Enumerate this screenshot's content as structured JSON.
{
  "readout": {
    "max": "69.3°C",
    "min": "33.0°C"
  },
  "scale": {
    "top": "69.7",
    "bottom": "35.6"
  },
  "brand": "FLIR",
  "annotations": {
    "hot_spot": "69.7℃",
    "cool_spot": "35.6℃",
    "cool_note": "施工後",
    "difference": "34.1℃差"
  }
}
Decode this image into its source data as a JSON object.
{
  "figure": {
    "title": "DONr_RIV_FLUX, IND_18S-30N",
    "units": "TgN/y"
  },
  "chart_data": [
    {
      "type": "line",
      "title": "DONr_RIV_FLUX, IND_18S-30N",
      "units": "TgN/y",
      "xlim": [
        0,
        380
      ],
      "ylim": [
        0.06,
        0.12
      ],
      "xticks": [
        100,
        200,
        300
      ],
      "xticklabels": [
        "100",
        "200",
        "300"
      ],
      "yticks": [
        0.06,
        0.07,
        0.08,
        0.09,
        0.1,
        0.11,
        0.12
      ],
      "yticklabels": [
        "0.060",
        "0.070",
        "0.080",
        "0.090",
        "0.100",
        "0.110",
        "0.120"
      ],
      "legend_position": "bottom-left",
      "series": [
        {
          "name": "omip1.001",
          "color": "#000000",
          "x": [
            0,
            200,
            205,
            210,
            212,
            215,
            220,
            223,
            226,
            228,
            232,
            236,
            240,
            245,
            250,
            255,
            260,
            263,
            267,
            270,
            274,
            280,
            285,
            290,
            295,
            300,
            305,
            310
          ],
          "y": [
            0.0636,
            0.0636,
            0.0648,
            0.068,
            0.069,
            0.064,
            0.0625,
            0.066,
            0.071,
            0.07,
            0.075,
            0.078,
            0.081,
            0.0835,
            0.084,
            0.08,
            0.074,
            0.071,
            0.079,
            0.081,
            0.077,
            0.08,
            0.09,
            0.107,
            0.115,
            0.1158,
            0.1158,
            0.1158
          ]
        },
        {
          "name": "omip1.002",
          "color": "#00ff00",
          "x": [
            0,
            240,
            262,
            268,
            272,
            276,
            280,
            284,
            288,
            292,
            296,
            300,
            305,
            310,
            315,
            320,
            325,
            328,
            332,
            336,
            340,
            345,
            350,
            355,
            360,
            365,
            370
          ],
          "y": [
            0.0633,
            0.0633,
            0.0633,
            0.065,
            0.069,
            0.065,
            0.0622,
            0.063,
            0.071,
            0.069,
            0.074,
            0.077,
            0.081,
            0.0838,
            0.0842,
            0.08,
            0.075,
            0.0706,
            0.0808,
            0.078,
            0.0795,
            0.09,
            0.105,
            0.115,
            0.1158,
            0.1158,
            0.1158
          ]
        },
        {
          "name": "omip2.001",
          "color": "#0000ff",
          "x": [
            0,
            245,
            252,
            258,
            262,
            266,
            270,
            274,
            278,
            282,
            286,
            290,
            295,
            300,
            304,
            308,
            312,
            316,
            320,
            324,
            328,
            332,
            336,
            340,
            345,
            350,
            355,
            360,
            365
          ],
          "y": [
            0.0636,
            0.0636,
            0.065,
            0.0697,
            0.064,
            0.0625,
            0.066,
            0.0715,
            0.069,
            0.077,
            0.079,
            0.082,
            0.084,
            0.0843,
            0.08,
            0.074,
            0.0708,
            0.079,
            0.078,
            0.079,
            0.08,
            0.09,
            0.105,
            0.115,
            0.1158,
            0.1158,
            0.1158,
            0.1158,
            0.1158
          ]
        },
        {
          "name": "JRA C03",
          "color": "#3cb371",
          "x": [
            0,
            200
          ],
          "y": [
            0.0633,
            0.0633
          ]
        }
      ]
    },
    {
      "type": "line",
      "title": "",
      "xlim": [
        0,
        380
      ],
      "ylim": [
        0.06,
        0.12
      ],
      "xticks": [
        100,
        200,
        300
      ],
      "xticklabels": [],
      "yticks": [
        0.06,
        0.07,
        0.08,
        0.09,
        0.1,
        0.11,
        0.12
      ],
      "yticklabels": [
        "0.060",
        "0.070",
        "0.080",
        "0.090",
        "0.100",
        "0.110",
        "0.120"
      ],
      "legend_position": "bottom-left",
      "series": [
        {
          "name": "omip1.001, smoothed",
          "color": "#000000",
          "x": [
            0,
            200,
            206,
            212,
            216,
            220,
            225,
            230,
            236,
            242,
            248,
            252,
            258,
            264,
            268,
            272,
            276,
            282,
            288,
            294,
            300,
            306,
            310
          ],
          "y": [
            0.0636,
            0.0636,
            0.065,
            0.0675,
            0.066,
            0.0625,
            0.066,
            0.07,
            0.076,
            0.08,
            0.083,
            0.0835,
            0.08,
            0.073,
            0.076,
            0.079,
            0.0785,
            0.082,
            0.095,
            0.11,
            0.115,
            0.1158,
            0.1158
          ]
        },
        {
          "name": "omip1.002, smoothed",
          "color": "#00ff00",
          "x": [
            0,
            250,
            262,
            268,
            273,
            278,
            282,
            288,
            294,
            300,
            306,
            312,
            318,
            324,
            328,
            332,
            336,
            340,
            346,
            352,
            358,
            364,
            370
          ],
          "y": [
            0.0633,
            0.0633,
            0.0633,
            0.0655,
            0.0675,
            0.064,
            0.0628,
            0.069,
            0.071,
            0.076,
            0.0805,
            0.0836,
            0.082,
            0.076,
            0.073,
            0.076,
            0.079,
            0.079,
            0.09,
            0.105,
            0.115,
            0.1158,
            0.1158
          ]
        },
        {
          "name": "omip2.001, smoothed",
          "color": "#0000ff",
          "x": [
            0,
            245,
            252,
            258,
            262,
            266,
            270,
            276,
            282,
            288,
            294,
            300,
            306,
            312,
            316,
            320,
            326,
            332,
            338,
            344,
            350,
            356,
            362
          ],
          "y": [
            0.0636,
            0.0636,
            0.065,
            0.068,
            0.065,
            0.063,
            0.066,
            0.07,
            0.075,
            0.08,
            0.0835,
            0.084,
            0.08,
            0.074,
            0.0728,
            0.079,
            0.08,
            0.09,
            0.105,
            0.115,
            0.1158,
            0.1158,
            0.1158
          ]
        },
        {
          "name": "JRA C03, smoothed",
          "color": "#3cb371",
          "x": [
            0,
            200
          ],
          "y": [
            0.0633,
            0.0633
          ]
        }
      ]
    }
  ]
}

——

■ EXERCISE AIM ■
Please restate the records in full, word for word.

■ SOLUTION FOR THIS PROBLEM ■
Enumerate this screenshot's content as structured JSON.
{
  "readout": {
    "max": "69.3°C",
    "min": "33.0°C"
  },
  "scale": {
    "top": "69.7",
    "bottom": "35.6"
  },
  "brand": "FLIR",
  "annotations": {
    "hot_spot": "69.7℃",
    "cool_spot": "35.6℃",
    "cool_note": "施工後",
    "difference": "34.1℃差"
  }
}
Decode this image into its source data as a JSON object.
{
  "figure": {
    "title": "DONr_RIV_FLUX, IND_18S-30N",
    "units": "TgN/y"
  },
  "chart_data": [
    {
      "type": "line",
      "title": "DONr_RIV_FLUX, IND_18S-30N",
      "units": "TgN/y",
      "xlim": [
        0,
        380
      ],
      "ylim": [
        0.06,
        0.12
      ],
      "xticks": [
        100,
        200,
        300
      ],
      "xticklabels": [
        "100",
        "200",
        "300"
      ],
      "yticks": [
        0.06,
        0.07,
        0.08,
        0.09,
        0.1,
        0.11,
        0.12
      ],
      "yticklabels": [
        "0.060",
        "0.070",
        "0.080",
        "0.090",
        "0.100",
        "0.110",
        "0.120"
      ],
      "legend_position": "bottom-left",
      "series": [
        {
          "name": "omip1.001",
          "color": "#000000",
          "x": [
            0,
            200,
            205,
            210,
            212,
            215,
            220,
            223,
            226,
            228,
            232,
            236,
            240,
            245,
            250,
            255,
            260,
            263,
            267,
            270,
            274,
            280,
            285,
            290,
            295,
            300,
            305,
            310
          ],
          "y": [
            0.0636,
            0.0636,
            0.0648,
            0.068,
            0.069,
            0.064,
            0.0625,
            0.066,
            0.071,
            0.07,
            0.075,
            0.078,
            0.081,
            0.0835,
            0.084,
            0.08,
            0.074,
            0.071,
            0.079,
            0.081,
            0.077,
            0.08,
            0.09,
            0.107,
            0.115,
            0.1158,
            0.1158,
            0.1158
          ]
        },
        {
          "name": "omip1.002",
          "color": "#00ff00",
          "x": [
            0,
            240,
            262,
            268,
            272,
            276,
            280,
            284,
            288,
            292,
            296,
            300,
            305,
            310,
            315,
            320,
            325,
            328,
            332,
            336,
            340,
            345,
            350,
            355,
            360,
            365,
            370
          ],
          "y": [
            0.0633,
            0.0633,
            0.0633,
            0.065,
            0.069,
            0.065,
            0.0622,
            0.063,
            0.071,
            0.069,
            0.074,
            0.077,
            0.081,
            0.0838,
            0.0842,
            0.08,
            0.075,
            0.0706,
            0.0808,
            0.078,
            0.0795,
            0.09,
            0.105,
            0.115,
            0.1158,
            0.1158,
            0.1158
          ]
        },
        {
          "name": "omip2.001",
          "color": "#0000ff",
          "x": [
            0,
            245,
            252,
            258,
            262,
            266,
            270,
            274,
            278,
            282,
            286,
            290,
            295,
            300,
            304,
            308,
            312,
            316,
            320,
            324,
            328,
            332,
            336,
            340,
            345,
            350,
            355,
            360,
            365
          ],
          "y": [
            0.0636,
            0.0636,
            0.065,
            0.0697,
            0.064,
            0.0625,
            0.066,
            0.0715,
            0.069,
            0.077,
            0.079,
            0.082,
            0.084,
            0.0843,
            0.08,
            0.074,
            0.0708,
            0.079,
            0.078,
            0.079,
            0.08,
            0.09,
            0.105,
            0.115,
            0.1158,
            0.1158,
            0.1158,
            0.1158,
            0.1158
          ]
        },
        {
          "name": "JRA C03",
          "color": "#3cb371",
          "x": [
            0,
            200
          ],
          "y": [
            0.0633,
            0.0633
          ]
        }
      ]
    },
    {
      "type": "line",
      "title": "",
      "xlim": [
        0,
        380
      ],
      "ylim": [
        0.06,
        0.12
      ],
      "xticks": [
        100,
        200,
        300
      ],
      "xticklabels": [],
      "yticks": [
        0.06,
        0.07,
        0.08,
        0.09,
        0.1,
        0.11,
        0.12
      ],
      "yticklabels": [
        "0.060",
        "0.070",
        "0.080",
        "0.090",
        "0.100",
        "0.110",
        "0.120"
      ],
      "legend_position": "bottom-left",
      "series": [
        {
          "name": "omip1.001, smoothed",
          "color": "#000000",
          "x": [
            0,
            200,
            206,
            212,
            216,
            220,
            225,
            230,
            236,
            242,
            248,
            252,
            258,
            264,
            268,
            272,
            276,
            282,
            288,
            294,
            300,
            306,
            310
          ],
          "y": [
            0.0636,
            0.0636,
            0.065,
            0.0675,
            0.066,
            0.0625,
            0.066,
            0.07,
            0.076,
            0.08,
            0.083,
            0.0835,
            0.08,
            0.073,
            0.076,
            0.079,
            0.0785,
            0.082,
            0.095,
            0.11,
            0.115,
            0.1158,
            0.1158
          ]
        },
        {
          "name": "omip1.002, smoothed",
          "color": "#00ff00",
          "x": [
            0,
            250,
            262,
            268,
            273,
            278,
            282,
            288,
            294,
            300,
            306,
            312,
            318,
            324,
            328,
            332,
            336,
            340,
            346,
            352,
            358,
            364,
            370
          ],
          "y": [
            0.0633,
            0.0633,
            0.0633,
            0.0655,
            0.0675,
            0.064,
            0.0628,
            0.069,
            0.071,
            0.076,
            0.0805,
            0.0836,
            0.082,
            0.076,
            0.073,
            0.076,
            0.079,
            0.079,
            0.09,
            0.105,
            0.115,
            0.1158,
            0.1158
          ]
        },
        {
          "name": "omip2.001, smoothed",
          "color": "#0000ff",
          "x": [
            0,
            245,
            252,
            258,
            262,
            266,
            270,
            276,
            282,
            288,
            294,
            300,
            306,
            312,
            316,
            320,
            326,
            332,
            338,
            344,
            350,
            356,
            362
          ],
          "y": [
            0.0636,
            0.0636,
            0.065,
            0.068,
            0.065,
            0.063,
            0.066,
            0.07,
            0.075,
            0.08,
            0.0835,
            0.084,
            0.08,
            0.074,
            0.0728,
            0.079,
            0.08,
            0.09,
            0.105,
            0.115,
            0.1158,
            0.1158,
            0.1158
          ]
        },
        {
          "name": "JRA C03, smoothed",
          "color": "#3cb371",
          "x": [
            0,
            200
          ],
          "y": [
            0.0633,
            0.0633
          ]
        }
      ]
    }
  ]
}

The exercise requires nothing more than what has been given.